**GIVEN ENTRIES**
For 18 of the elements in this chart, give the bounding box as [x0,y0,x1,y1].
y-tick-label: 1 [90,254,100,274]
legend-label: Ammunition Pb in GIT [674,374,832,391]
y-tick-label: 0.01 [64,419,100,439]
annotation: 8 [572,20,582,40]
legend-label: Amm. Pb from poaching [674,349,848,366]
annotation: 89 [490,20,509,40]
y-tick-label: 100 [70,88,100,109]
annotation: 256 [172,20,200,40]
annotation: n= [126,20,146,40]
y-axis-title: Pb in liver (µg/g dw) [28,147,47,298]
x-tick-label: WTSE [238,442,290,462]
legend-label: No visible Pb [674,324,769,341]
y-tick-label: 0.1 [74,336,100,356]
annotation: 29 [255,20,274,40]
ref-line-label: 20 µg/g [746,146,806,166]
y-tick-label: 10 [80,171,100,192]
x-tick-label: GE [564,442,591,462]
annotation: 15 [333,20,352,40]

**WHAT NEEDS TO BE DONE**
Copy every line of the data above without changing a single character.

**FINISHED TASK**
For 18 of the elements in this chart, give the bounding box as [x0,y0,x1,y1].
y-tick-label: 1 [90,254,100,274]
legend-label: Ammunition Pb in GIT [674,374,832,391]
y-tick-label: 0.01 [64,419,100,439]
annotation: 8 [572,20,582,40]
legend-label: Amm. Pb from poaching [674,349,848,366]
annotation: 89 [490,20,509,40]
y-tick-label: 100 [70,88,100,109]
annotation: 256 [172,20,200,40]
annotation: n= [126,20,146,40]
y-axis-title: Pb in liver (µg/g dw) [28,147,47,298]
x-tick-label: WTSE [238,442,290,462]
legend-label: No visible Pb [674,324,769,341]
y-tick-label: 0.1 [74,336,100,356]
annotation: 29 [255,20,274,40]
ref-line-label: 20 µg/g [746,146,806,166]
y-tick-label: 10 [80,171,100,192]
x-tick-label: GE [564,442,591,462]
annotation: 15 [333,20,352,40]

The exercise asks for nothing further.